╭─ RECORDS TO PROCESS
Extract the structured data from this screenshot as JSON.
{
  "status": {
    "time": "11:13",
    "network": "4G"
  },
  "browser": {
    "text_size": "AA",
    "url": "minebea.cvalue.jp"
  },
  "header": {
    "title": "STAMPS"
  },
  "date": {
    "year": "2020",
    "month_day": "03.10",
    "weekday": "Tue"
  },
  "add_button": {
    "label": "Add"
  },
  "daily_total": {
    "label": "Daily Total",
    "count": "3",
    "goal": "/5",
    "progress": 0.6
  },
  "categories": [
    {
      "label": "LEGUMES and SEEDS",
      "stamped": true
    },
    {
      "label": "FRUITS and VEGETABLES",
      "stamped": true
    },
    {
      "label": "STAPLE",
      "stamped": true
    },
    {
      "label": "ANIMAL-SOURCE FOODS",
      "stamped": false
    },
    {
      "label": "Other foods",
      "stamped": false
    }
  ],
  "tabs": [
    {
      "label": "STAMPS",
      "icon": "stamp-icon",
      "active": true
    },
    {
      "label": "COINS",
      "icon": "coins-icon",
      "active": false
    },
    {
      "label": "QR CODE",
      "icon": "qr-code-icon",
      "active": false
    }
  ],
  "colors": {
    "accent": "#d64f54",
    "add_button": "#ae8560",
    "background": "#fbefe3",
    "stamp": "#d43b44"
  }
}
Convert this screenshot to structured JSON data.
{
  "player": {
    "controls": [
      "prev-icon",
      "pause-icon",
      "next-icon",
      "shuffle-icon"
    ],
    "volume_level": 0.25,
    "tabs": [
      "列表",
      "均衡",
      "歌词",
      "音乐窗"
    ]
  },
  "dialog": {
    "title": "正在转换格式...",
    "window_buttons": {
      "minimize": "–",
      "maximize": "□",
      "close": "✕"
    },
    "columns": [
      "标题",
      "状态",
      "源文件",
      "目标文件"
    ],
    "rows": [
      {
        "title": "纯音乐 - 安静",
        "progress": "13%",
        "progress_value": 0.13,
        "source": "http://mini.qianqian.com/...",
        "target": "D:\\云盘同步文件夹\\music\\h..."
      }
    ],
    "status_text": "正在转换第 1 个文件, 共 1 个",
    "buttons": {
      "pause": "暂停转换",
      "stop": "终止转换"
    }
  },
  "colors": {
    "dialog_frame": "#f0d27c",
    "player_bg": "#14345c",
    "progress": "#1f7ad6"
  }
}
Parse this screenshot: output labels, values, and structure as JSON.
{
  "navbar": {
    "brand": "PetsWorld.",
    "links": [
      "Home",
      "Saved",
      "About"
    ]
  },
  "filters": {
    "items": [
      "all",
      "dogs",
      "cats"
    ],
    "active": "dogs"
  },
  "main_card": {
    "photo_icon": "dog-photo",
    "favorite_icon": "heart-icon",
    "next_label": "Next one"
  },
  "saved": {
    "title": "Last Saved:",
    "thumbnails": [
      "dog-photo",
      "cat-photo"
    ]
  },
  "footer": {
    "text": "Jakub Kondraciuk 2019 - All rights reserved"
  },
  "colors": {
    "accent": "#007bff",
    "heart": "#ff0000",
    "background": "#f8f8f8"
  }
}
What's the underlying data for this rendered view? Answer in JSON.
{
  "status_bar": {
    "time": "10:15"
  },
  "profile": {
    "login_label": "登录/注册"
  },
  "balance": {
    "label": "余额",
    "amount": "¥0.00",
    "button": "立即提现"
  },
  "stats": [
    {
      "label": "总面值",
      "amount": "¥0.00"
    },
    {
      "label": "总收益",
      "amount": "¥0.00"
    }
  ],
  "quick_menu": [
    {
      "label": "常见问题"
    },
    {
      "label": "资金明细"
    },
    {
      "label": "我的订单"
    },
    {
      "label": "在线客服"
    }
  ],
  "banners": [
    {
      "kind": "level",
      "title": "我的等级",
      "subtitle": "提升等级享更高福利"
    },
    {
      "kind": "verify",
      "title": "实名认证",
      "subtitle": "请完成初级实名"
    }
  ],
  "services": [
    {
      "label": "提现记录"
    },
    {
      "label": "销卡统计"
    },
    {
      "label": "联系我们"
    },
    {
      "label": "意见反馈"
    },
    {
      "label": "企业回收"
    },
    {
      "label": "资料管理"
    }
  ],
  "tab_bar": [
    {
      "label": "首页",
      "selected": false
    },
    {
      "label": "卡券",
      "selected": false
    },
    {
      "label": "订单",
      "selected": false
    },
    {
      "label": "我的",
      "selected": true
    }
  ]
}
╰─
## WHAT TO WORK ON
Gather each line of the records holding the string "data".

## ANSWER TO THIS EXERCISE
Extract the structured data from this screenshot as JSON.
Convert this screenshot to structured JSON data.
What's the underlying data for this rendered view? Answer in JSON.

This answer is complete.